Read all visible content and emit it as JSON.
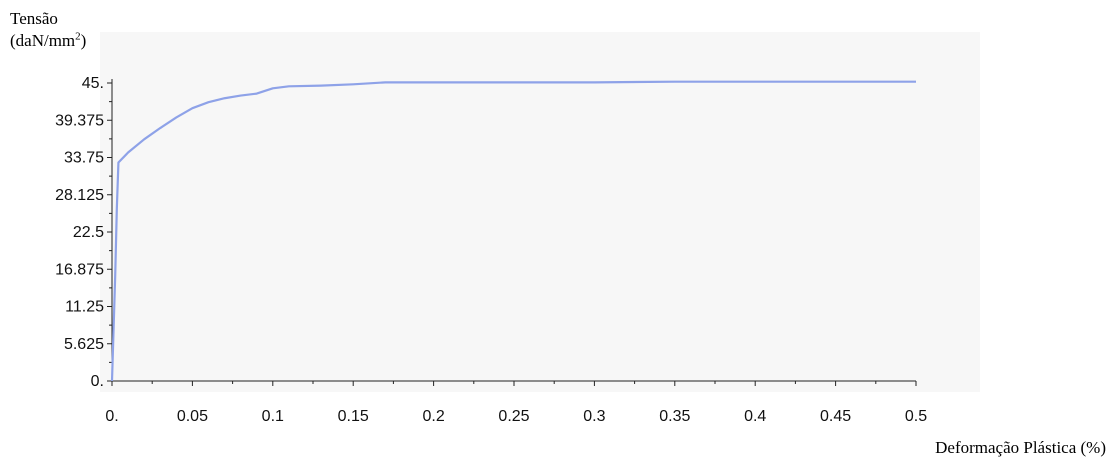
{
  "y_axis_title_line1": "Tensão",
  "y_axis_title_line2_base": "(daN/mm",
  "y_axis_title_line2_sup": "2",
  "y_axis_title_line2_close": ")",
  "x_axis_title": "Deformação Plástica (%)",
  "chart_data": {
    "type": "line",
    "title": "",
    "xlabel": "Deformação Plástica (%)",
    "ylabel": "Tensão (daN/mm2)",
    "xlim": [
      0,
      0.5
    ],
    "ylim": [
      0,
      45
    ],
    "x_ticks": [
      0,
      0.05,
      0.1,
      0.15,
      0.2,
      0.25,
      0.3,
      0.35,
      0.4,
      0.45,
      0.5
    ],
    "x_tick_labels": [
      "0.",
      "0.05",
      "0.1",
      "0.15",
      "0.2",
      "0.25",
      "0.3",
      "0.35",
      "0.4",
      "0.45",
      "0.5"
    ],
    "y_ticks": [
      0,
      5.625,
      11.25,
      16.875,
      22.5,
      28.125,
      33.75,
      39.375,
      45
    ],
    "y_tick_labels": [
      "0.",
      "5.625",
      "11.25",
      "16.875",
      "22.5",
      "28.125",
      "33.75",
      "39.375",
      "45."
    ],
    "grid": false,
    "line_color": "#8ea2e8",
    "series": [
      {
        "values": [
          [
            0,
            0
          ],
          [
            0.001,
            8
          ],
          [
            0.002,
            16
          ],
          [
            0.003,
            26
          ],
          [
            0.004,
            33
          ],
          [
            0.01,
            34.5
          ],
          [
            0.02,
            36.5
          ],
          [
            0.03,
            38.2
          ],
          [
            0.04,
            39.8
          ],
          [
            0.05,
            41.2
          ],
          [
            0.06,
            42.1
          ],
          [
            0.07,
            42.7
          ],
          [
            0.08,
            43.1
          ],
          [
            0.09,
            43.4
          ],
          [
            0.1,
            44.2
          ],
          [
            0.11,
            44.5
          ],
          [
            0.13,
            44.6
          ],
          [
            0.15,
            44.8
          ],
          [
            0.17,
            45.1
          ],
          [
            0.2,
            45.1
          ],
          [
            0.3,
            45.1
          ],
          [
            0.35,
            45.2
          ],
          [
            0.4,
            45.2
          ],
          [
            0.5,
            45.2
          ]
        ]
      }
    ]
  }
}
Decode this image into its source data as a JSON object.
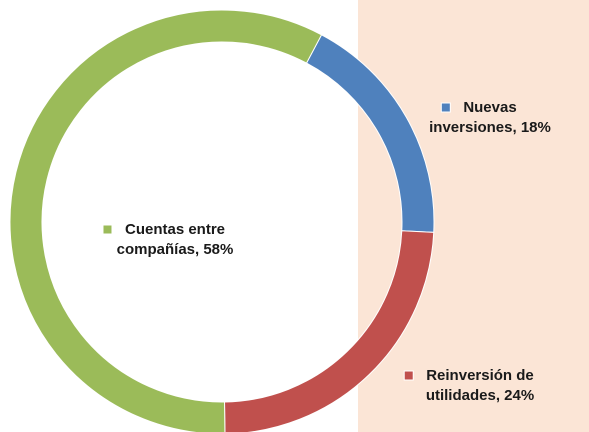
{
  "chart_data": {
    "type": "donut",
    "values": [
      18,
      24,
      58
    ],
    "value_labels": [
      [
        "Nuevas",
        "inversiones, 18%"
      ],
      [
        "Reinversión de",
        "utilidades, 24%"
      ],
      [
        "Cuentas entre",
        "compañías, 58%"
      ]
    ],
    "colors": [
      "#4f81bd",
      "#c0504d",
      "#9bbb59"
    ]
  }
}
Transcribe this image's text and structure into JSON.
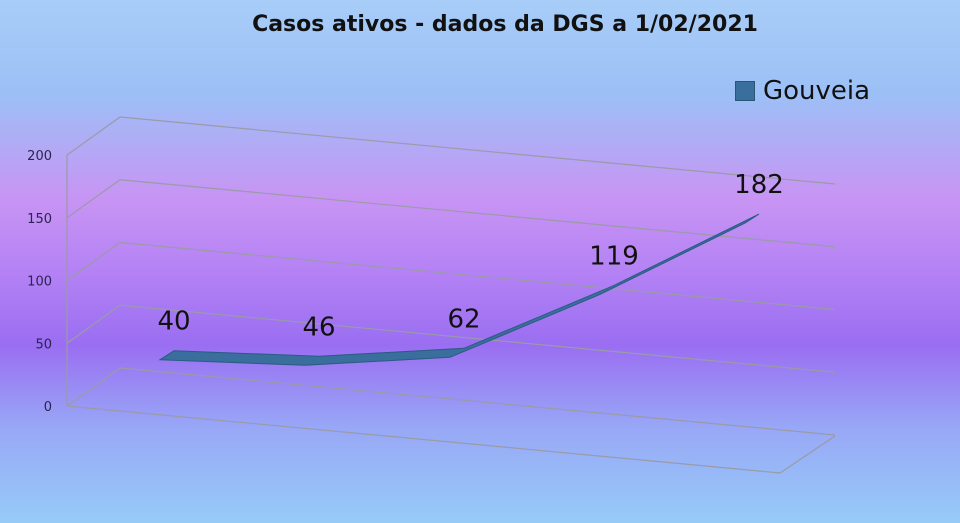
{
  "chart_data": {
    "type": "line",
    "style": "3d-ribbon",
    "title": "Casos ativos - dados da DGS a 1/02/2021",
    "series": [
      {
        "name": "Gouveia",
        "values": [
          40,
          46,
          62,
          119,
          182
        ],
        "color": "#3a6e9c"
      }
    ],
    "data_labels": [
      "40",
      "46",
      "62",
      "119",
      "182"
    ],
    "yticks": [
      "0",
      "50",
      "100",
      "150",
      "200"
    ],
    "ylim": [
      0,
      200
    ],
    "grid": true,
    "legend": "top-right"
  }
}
******
Goal: Output the entries above exactly. Drop the pictures.

Output of the task:
Read all visible content and emit it as JSON.
{
  "y_axis_title_line1": "Tensão",
  "y_axis_title_line2_base": "(daN/mm",
  "y_axis_title_line2_sup": "2",
  "y_axis_title_line2_close": ")",
  "x_axis_title": "Deformação Plástica (%)",
  "chart_data": {
    "type": "line",
    "title": "",
    "xlabel": "Deformação Plástica (%)",
    "ylabel": "Tensão (daN/mm2)",
    "xlim": [
      0,
      0.5
    ],
    "ylim": [
      0,
      45
    ],
    "x_ticks": [
      0,
      0.05,
      0.1,
      0.15,
      0.2,
      0.25,
      0.3,
      0.35,
      0.4,
      0.45,
      0.5
    ],
    "x_tick_labels": [
      "0.",
      "0.05",
      "0.1",
      "0.15",
      "0.2",
      "0.25",
      "0.3",
      "0.35",
      "0.4",
      "0.45",
      "0.5"
    ],
    "y_ticks": [
      0,
      5.625,
      11.25,
      16.875,
      22.5,
      28.125,
      33.75,
      39.375,
      45
    ],
    "y_tick_labels": [
      "0.",
      "5.625",
      "11.25",
      "16.875",
      "22.5",
      "28.125",
      "33.75",
      "39.375",
      "45."
    ],
    "grid": false,
    "line_color": "#8ea2e8",
    "series": [
      {
        "values": [
          [
            0,
            0
          ],
          [
            0.001,
            8
          ],
          [
            0.002,
            16
          ],
          [
            0.003,
            26
          ],
          [
            0.004,
            33
          ],
          [
            0.01,
            34.5
          ],
          [
            0.02,
            36.5
          ],
          [
            0.03,
            38.2
          ],
          [
            0.04,
            39.8
          ],
          [
            0.05,
            41.2
          ],
          [
            0.06,
            42.1
          ],
          [
            0.07,
            42.7
          ],
          [
            0.08,
            43.1
          ],
          [
            0.09,
            43.4
          ],
          [
            0.1,
            44.2
          ],
          [
            0.11,
            44.5
          ],
          [
            0.13,
            44.6
          ],
          [
            0.15,
            44.8
          ],
          [
            0.17,
            45.1
          ],
          [
            0.2,
            45.1
          ],
          [
            0.3,
            45.1
          ],
          [
            0.35,
            45.2
          ],
          [
            0.4,
            45.2
          ],
          [
            0.5,
            45.2
          ]
        ]
      }
    ]
  }
}
Decode this image into its source data as a JSON object.
{
  "chart_data": {
    "type": "donut",
    "values": [
      18,
      24,
      58
    ],
    "value_labels": [
      [
        "Nuevas",
        "inversiones, 18%"
      ],
      [
        "Reinversión de",
        "utilidades, 24%"
      ],
      [
        "Cuentas entre",
        "compañías, 58%"
      ]
    ],
    "colors": [
      "#4f81bd",
      "#c0504d",
      "#9bbb59"
    ]
  }
}
Transcribe this image's text and structure into JSON.
{
  "chart_data": {
    "type": "line",
    "style": "3d-ribbon",
    "title": "Casos ativos - dados da DGS a 1/02/2021",
    "series": [
      {
        "name": "Gouveia",
        "values": [
          40,
          46,
          62,
          119,
          182
        ],
        "color": "#3a6e9c"
      }
    ],
    "data_labels": [
      "40",
      "46",
      "62",
      "119",
      "182"
    ],
    "yticks": [
      "0",
      "50",
      "100",
      "150",
      "200"
    ],
    "ylim": [
      0,
      200
    ],
    "grid": true,
    "legend": "top-right"
  }
}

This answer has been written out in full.